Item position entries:
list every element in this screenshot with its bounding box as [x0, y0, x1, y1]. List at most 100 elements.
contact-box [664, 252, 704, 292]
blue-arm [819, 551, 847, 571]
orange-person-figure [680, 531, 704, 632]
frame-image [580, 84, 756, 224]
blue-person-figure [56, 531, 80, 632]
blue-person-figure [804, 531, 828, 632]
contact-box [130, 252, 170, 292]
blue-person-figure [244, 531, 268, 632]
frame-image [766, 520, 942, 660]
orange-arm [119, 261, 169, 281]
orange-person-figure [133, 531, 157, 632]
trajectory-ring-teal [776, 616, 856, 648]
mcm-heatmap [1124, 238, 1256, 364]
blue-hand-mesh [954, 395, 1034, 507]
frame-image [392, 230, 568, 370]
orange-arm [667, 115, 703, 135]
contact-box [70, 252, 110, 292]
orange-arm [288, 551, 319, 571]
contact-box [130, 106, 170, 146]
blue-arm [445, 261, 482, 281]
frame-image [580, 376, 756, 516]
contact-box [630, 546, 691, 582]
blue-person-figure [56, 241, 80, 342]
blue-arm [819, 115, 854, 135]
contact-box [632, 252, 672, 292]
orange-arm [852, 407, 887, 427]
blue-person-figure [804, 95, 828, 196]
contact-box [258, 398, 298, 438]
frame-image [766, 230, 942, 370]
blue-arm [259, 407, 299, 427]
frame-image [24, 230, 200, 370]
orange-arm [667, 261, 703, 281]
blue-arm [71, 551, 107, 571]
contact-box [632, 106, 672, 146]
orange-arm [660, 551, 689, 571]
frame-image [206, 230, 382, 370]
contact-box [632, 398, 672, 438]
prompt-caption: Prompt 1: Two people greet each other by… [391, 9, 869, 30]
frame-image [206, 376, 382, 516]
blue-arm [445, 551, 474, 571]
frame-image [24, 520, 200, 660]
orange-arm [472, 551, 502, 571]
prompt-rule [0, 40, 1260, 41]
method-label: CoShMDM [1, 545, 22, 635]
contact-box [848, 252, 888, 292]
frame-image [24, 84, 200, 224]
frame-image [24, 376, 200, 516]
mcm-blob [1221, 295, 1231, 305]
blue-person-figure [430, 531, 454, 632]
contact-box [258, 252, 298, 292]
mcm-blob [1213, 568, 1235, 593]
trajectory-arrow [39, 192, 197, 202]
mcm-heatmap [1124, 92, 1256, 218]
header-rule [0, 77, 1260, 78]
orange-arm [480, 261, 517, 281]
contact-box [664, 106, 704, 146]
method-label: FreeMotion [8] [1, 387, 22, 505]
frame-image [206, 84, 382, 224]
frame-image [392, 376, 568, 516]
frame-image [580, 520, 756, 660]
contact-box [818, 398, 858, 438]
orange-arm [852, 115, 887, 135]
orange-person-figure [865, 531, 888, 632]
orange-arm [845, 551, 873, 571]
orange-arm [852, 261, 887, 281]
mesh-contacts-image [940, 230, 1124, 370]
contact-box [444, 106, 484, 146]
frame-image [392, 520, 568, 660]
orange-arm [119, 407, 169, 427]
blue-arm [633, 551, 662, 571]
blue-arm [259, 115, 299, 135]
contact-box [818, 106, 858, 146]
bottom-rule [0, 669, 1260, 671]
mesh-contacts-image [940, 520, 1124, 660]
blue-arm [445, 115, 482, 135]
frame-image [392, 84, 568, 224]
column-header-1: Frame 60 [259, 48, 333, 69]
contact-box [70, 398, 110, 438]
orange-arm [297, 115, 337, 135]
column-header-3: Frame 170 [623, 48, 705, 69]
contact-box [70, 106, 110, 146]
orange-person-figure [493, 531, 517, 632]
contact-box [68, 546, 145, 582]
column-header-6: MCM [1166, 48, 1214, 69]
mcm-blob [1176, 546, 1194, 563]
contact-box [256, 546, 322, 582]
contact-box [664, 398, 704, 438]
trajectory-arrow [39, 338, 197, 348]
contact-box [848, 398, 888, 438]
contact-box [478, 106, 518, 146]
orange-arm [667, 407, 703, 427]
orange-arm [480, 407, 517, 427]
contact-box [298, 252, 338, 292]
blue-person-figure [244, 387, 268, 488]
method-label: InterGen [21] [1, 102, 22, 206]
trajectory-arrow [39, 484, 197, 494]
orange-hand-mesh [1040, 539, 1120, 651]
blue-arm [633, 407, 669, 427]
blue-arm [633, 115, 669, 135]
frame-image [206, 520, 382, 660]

_Given task_. Copy out every row above word for word, keeping the same order.

_Expected answer_.
list every element in this screenshot with its bounding box as [x0, y0, x1, y1]. List at most 100 elements.
contact-box [664, 252, 704, 292]
blue-arm [819, 551, 847, 571]
orange-person-figure [680, 531, 704, 632]
frame-image [580, 84, 756, 224]
blue-person-figure [56, 531, 80, 632]
blue-person-figure [804, 531, 828, 632]
contact-box [130, 252, 170, 292]
blue-person-figure [244, 531, 268, 632]
frame-image [766, 520, 942, 660]
orange-arm [119, 261, 169, 281]
orange-person-figure [133, 531, 157, 632]
trajectory-ring-teal [776, 616, 856, 648]
mcm-heatmap [1124, 238, 1256, 364]
blue-hand-mesh [954, 395, 1034, 507]
frame-image [392, 230, 568, 370]
orange-arm [667, 115, 703, 135]
contact-box [70, 252, 110, 292]
orange-arm [288, 551, 319, 571]
contact-box [130, 106, 170, 146]
blue-arm [445, 261, 482, 281]
frame-image [580, 376, 756, 516]
contact-box [630, 546, 691, 582]
blue-person-figure [56, 241, 80, 342]
blue-arm [819, 115, 854, 135]
contact-box [632, 252, 672, 292]
orange-arm [852, 407, 887, 427]
blue-person-figure [804, 95, 828, 196]
contact-box [258, 398, 298, 438]
frame-image [766, 230, 942, 370]
blue-arm [259, 407, 299, 427]
frame-image [24, 230, 200, 370]
orange-arm [667, 261, 703, 281]
blue-arm [71, 551, 107, 571]
contact-box [632, 106, 672, 146]
orange-arm [660, 551, 689, 571]
frame-image [206, 230, 382, 370]
contact-box [632, 398, 672, 438]
prompt-caption: Prompt 1: Two people greet each other by… [391, 9, 869, 30]
frame-image [206, 376, 382, 516]
blue-arm [445, 551, 474, 571]
frame-image [24, 520, 200, 660]
orange-arm [472, 551, 502, 571]
prompt-rule [0, 40, 1260, 41]
method-label: CoShMDM [1, 545, 22, 635]
contact-box [848, 252, 888, 292]
frame-image [24, 84, 200, 224]
frame-image [24, 376, 200, 516]
mcm-blob [1221, 295, 1231, 305]
blue-person-figure [430, 531, 454, 632]
contact-box [258, 252, 298, 292]
mcm-blob [1213, 568, 1235, 593]
trajectory-arrow [39, 192, 197, 202]
mcm-heatmap [1124, 92, 1256, 218]
header-rule [0, 77, 1260, 78]
orange-arm [480, 261, 517, 281]
contact-box [664, 106, 704, 146]
method-label: FreeMotion [8] [1, 387, 22, 505]
frame-image [206, 84, 382, 224]
frame-image [392, 376, 568, 516]
frame-image [580, 520, 756, 660]
contact-box [818, 398, 858, 438]
orange-arm [852, 115, 887, 135]
orange-person-figure [865, 531, 888, 632]
orange-arm [845, 551, 873, 571]
orange-arm [852, 261, 887, 281]
mesh-contacts-image [940, 230, 1124, 370]
contact-box [444, 106, 484, 146]
frame-image [392, 520, 568, 660]
orange-arm [119, 407, 169, 427]
blue-arm [633, 551, 662, 571]
blue-arm [259, 115, 299, 135]
contact-box [818, 106, 858, 146]
bottom-rule [0, 669, 1260, 671]
mesh-contacts-image [940, 520, 1124, 660]
blue-arm [445, 115, 482, 135]
frame-image [392, 84, 568, 224]
column-header-1: Frame 60 [259, 48, 333, 69]
contact-box [70, 398, 110, 438]
orange-arm [297, 115, 337, 135]
column-header-3: Frame 170 [623, 48, 705, 69]
contact-box [70, 106, 110, 146]
orange-person-figure [493, 531, 517, 632]
contact-box [68, 546, 145, 582]
column-header-6: MCM [1166, 48, 1214, 69]
mcm-blob [1176, 546, 1194, 563]
contact-box [256, 546, 322, 582]
contact-box [664, 398, 704, 438]
trajectory-arrow [39, 338, 197, 348]
contact-box [848, 398, 888, 438]
contact-box [478, 106, 518, 146]
orange-arm [667, 407, 703, 427]
orange-arm [480, 407, 517, 427]
contact-box [298, 252, 338, 292]
blue-person-figure [244, 387, 268, 488]
method-label: InterGen [21] [1, 102, 22, 206]
trajectory-arrow [39, 484, 197, 494]
orange-hand-mesh [1040, 539, 1120, 651]
blue-arm [633, 407, 669, 427]
blue-arm [633, 115, 669, 135]
frame-image [206, 520, 382, 660]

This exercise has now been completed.